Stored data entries

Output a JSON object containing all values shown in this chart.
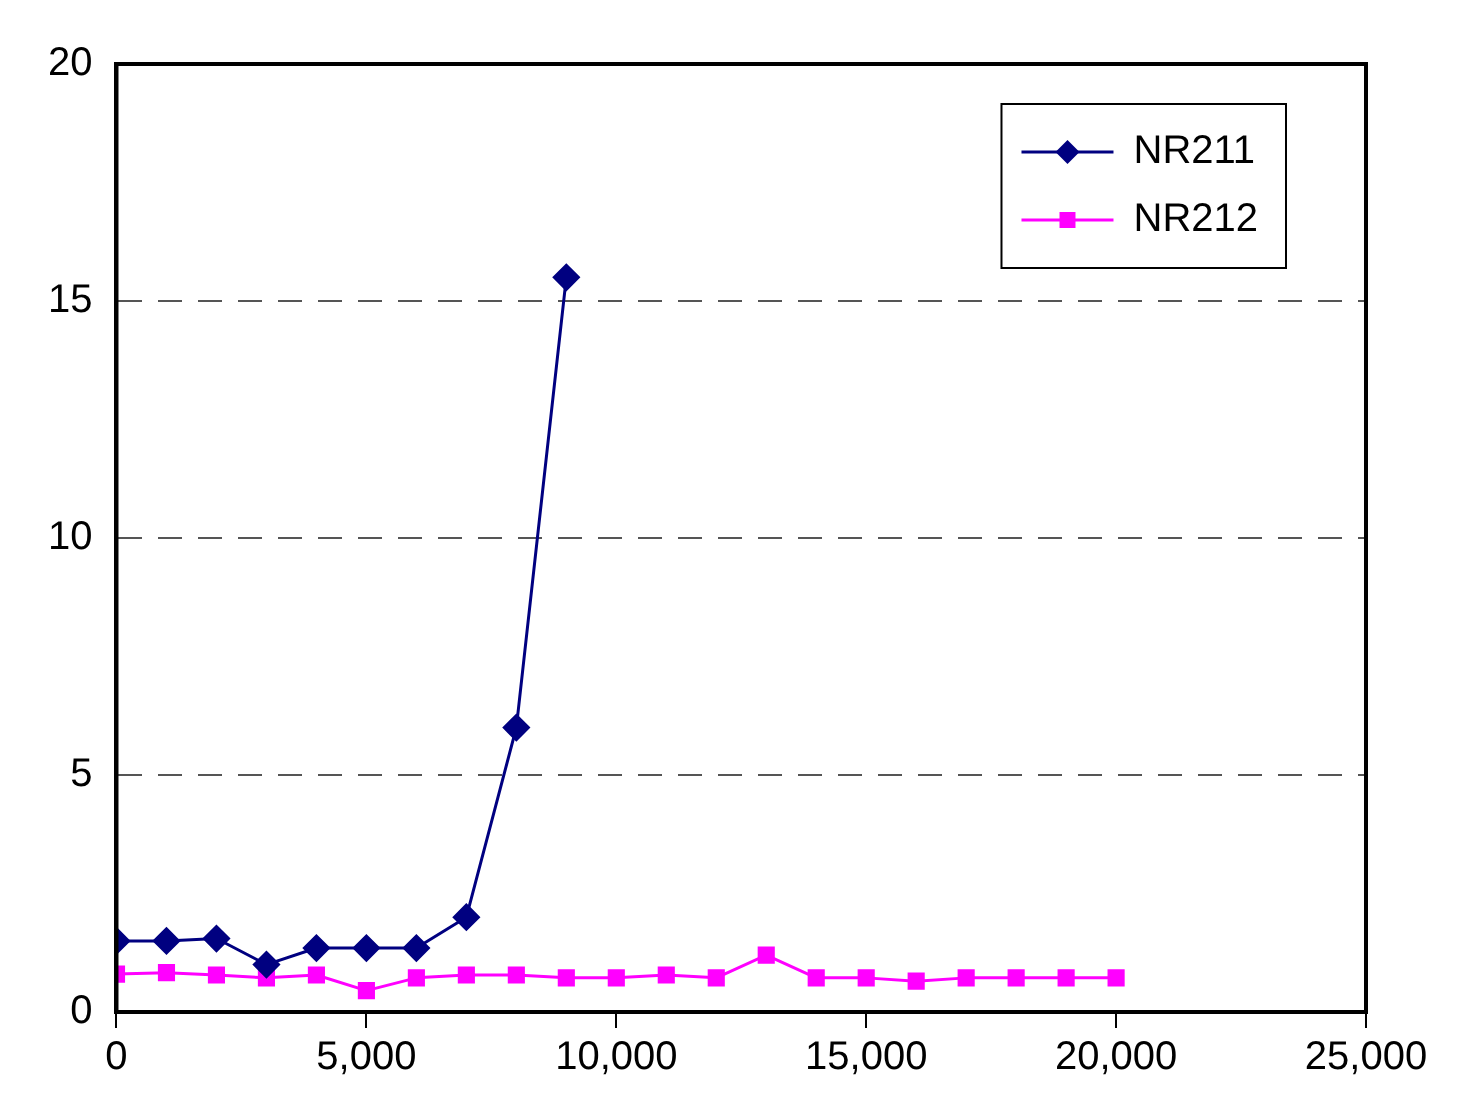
{
  "chart_data": {
    "type": "line",
    "xlim": [
      0,
      25000
    ],
    "xticks": [
      {
        "value": 0,
        "label": "0"
      },
      {
        "value": 5000,
        "label": "5,000"
      },
      {
        "value": 10000,
        "label": "10,000"
      },
      {
        "value": 15000,
        "label": "15,000"
      },
      {
        "value": 20000,
        "label": "20,000"
      },
      {
        "value": 25000,
        "label": "25,000"
      }
    ],
    "ylim": [
      0,
      20
    ],
    "yticks": [
      0,
      5,
      10,
      15,
      20
    ],
    "grid": "y",
    "legend": "top right",
    "series": [
      {
        "name": "NR211",
        "color": "#000080",
        "marker": "diamond",
        "x": [
          0,
          1000,
          2000,
          3000,
          4000,
          5000,
          6000,
          7000,
          8000,
          9000
        ],
        "values": [
          1.5,
          1.5,
          1.55,
          1.0,
          1.35,
          1.35,
          1.35,
          2.0,
          6.0,
          15.5
        ]
      },
      {
        "name": "NR212",
        "color": "#ff00ff",
        "marker": "square",
        "x": [
          0,
          1000,
          2000,
          3000,
          4000,
          5000,
          6000,
          7000,
          8000,
          9000,
          10000,
          11000,
          12000,
          13000,
          14000,
          15000,
          16000,
          17000,
          18000,
          19000,
          20000
        ],
        "values": [
          0.8,
          0.83,
          0.78,
          0.72,
          0.78,
          0.45,
          0.72,
          0.78,
          0.78,
          0.72,
          0.72,
          0.78,
          0.72,
          1.2,
          0.72,
          0.72,
          0.65,
          0.72,
          0.72,
          0.72,
          0.72
        ]
      }
    ]
  }
}
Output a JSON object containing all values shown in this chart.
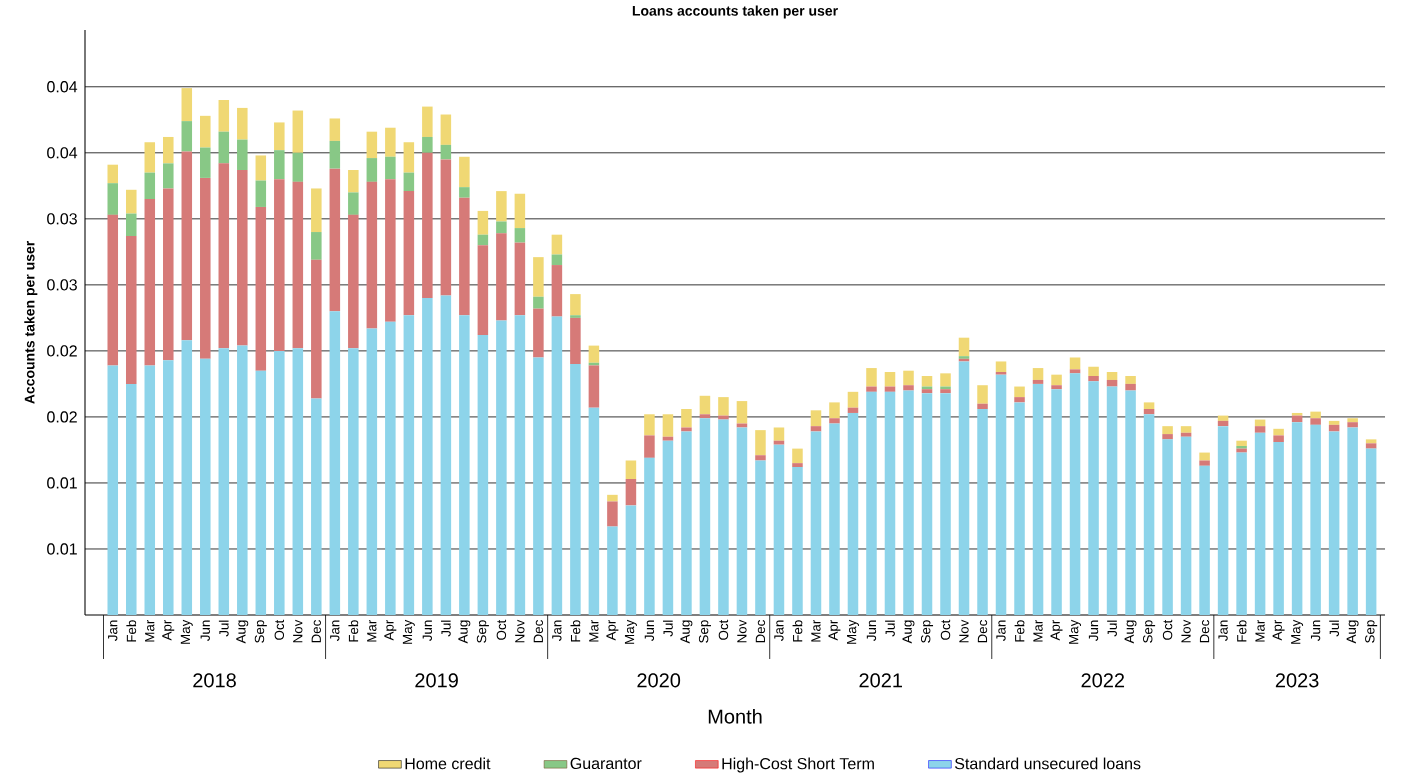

> [Your task] Copy the data character for character, but drop all pictures from the copy.

> [Problem solution]
Output a JSON object containing all values shown in this chart.
{
  "chart_data": {
    "type": "line",
    "xlim": [
      0,
      25000
    ],
    "xticks": [
      {
        "value": 0,
        "label": "0"
      },
      {
        "value": 5000,
        "label": "5,000"
      },
      {
        "value": 10000,
        "label": "10,000"
      },
      {
        "value": 15000,
        "label": "15,000"
      },
      {
        "value": 20000,
        "label": "20,000"
      },
      {
        "value": 25000,
        "label": "25,000"
      }
    ],
    "ylim": [
      0,
      20
    ],
    "yticks": [
      0,
      5,
      10,
      15,
      20
    ],
    "grid": "y",
    "legend": "top right",
    "series": [
      {
        "name": "NR211",
        "color": "#000080",
        "marker": "diamond",
        "x": [
          0,
          1000,
          2000,
          3000,
          4000,
          5000,
          6000,
          7000,
          8000,
          9000
        ],
        "values": [
          1.5,
          1.5,
          1.55,
          1.0,
          1.35,
          1.35,
          1.35,
          2.0,
          6.0,
          15.5
        ]
      },
      {
        "name": "NR212",
        "color": "#ff00ff",
        "marker": "square",
        "x": [
          0,
          1000,
          2000,
          3000,
          4000,
          5000,
          6000,
          7000,
          8000,
          9000,
          10000,
          11000,
          12000,
          13000,
          14000,
          15000,
          16000,
          17000,
          18000,
          19000,
          20000
        ],
        "values": [
          0.8,
          0.83,
          0.78,
          0.72,
          0.78,
          0.45,
          0.72,
          0.78,
          0.78,
          0.72,
          0.72,
          0.78,
          0.72,
          1.2,
          0.72,
          0.72,
          0.65,
          0.72,
          0.72,
          0.72,
          0.72
        ]
      }
    ]
  }
}
Output a JSON object containing all values shown in this chart.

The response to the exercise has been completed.